Source passage:
------------------------
State Rep. Paul Bandy (R-San Juan Co., ALEC) has now been appointed to lead the Rules Committee for the new House.
What qualifies Bandy to lead a committee? His years as the state’s ALEC chair, for one. Bandy sat down with us and constituents in 2012 to explain how, as ALEC chair, he controls a slush fund to send fellow legislators on ALEC excursions to meet with corporations pushing new pro-corporate bills. He also nicely told us that, as an ALEC member, corporate checks “just show up in my mailbox.”
State Rep. Paul Bandy, co-chair of the American Legislative Exchange Council in New Mexico, gave a surprisingly candid, on-the-record interview that Progress Now New Mexico attended and recorded.
Bandy says that he never solicited a single donation and that money just appears in his mailbox from ALEC-related corporations. Some in the audience laughed at the remarks, but Bandy didn’t bristle at being called a ‘corporate-sponsored legislator,’ something that should give pause to New Mexico voters…
Anyone interested in getting legislation passed, Bandy said, should do like ALEC and write him a check for $2,300, buy him lunch and he will consider the legislation. Theoretically, this comment was a joke.
House Agriculture, Water & Wildlife Committee
Rep. Candy Spence Ezzell (R- Roswell) is one of the most colorful members of the state legislature. She routinely sponsors bills relating to horse racing (she’s a big fan).
A few years back, she received some interesting attention by suggesting that the state add miniature giraffes to the state’s list of permitted service animals (like service dogs, only with longer legs, presumably). We think she was joking. Maybe.
Service giraffes: It seemed like an innocent enough bill. Sen. Nancy Rodriguez’s Senate Bill 320 would add miniature horses to the lists of service animals for the disabled. It easily passed the Senate, but when it got to the House, the road got a little bumpy, at least for a couple of minutes. Rep. Candy Spence-Ezzell, R-Roswell — a rancher who does know horses — was skeptical.
“I don’t want to be sitting at a restaurant and have some horse come up to my table and start eating my salad,” she said.
Rep. Brian Egolf, D-Santa Fe, who was carrying the bill on the House floor, assured her that her salad probably would be safe.
But Spence-Ezzell wasn’t satisfied. Was this just a hoof in the door for other exotic service animals? Would this end up with people having service giraffes, she pondered.
However, fear of long-necked mayhem didn’t sway the House. The bill passed 47-14, and it now awaits the signature of the governor. – Santa Fe New Mexican, 2013
House Energy, Environment and Natural Resources Committee
ALEC has a big imprint on the new combined Energy, Environment and Natural Resources Committee Chair James Strickler (R-San Juan Co. ALEC) lists his occupation as a “Petroleum Landman” (different than a Petroleum Landwoman, apparently).
------------------------
Layout region records
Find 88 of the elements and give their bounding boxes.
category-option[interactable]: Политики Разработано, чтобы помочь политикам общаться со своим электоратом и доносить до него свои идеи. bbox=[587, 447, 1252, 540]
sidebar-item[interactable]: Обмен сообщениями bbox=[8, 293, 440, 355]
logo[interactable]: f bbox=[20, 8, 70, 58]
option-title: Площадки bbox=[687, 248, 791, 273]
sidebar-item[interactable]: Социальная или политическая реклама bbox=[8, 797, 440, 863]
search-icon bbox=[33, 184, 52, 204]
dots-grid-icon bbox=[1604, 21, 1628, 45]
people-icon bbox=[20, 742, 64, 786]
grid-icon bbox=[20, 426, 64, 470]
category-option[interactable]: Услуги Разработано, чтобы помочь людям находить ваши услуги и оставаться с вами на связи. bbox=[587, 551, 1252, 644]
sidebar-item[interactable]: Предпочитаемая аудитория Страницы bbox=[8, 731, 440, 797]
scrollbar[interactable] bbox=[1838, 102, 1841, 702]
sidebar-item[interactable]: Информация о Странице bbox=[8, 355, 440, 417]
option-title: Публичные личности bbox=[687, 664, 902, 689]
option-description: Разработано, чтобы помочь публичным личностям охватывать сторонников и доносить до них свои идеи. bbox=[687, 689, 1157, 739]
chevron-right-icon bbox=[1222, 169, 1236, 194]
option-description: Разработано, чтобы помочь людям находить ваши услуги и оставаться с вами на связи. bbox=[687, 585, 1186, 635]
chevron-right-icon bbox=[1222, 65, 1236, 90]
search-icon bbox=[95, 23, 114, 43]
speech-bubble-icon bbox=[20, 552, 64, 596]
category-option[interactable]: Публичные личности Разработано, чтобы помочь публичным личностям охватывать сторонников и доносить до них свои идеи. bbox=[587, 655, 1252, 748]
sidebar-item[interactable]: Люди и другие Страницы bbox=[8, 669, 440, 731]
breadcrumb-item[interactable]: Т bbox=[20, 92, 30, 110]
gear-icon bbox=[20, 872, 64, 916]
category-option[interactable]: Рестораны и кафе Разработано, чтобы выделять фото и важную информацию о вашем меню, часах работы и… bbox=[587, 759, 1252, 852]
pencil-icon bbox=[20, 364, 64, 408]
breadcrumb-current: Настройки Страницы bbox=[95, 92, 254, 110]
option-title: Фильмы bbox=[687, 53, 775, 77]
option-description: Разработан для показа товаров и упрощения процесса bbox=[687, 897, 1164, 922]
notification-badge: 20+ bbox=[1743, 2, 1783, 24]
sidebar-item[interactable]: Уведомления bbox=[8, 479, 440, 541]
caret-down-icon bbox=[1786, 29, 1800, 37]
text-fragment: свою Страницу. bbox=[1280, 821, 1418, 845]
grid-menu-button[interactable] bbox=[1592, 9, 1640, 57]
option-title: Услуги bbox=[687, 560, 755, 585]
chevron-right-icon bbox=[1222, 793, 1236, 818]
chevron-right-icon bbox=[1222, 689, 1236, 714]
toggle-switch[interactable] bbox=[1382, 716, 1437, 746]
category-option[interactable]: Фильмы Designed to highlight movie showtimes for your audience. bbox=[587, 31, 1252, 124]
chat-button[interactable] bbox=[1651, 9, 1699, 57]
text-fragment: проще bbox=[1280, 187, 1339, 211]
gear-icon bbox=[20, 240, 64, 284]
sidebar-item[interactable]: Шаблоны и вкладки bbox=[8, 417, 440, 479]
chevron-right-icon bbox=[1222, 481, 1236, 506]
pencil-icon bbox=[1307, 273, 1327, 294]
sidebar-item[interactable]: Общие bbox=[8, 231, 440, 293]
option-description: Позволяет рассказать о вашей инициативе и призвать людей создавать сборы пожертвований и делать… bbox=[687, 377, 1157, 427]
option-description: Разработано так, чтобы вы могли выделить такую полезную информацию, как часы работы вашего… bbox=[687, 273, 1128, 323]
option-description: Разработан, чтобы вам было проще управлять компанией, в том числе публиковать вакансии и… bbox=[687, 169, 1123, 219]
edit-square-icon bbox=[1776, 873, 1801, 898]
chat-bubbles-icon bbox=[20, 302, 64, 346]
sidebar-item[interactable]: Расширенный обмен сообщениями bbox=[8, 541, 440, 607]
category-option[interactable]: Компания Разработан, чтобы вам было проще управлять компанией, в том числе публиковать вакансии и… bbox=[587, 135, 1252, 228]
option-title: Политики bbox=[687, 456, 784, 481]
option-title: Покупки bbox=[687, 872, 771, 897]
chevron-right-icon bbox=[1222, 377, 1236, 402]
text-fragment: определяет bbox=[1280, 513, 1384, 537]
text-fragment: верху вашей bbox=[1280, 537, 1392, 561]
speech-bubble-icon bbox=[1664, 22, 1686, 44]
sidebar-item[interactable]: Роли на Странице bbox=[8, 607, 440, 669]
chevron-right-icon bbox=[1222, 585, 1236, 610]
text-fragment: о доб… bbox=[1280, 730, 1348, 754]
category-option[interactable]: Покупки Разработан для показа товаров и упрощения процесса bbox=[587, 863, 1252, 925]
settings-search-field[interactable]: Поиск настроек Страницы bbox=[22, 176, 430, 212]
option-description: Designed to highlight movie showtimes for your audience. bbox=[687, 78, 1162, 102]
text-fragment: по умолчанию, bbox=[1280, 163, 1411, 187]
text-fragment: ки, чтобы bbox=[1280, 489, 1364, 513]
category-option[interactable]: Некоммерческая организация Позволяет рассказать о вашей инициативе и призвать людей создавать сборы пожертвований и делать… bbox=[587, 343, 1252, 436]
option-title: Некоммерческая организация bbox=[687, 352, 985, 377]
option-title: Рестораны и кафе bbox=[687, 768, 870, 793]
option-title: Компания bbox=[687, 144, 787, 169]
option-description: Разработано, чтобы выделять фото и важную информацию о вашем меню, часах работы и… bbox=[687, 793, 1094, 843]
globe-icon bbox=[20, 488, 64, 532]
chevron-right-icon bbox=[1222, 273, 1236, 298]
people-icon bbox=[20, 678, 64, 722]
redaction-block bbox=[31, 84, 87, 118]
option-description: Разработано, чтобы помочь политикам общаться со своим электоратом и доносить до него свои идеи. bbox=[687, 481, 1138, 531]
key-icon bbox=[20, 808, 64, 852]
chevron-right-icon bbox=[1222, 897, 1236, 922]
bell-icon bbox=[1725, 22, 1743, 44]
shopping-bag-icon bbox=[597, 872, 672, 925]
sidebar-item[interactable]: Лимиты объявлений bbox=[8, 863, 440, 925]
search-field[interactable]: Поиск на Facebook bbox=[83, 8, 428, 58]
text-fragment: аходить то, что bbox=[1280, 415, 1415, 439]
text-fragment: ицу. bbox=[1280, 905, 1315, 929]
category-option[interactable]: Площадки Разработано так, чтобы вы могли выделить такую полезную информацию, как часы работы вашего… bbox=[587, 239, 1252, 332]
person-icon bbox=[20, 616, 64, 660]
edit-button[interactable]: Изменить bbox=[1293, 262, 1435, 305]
------------------------
Stated task:
In the passage on New Mexico House committee leaders, what occupation does James Strickler list?

Final result:
Petroleum Landman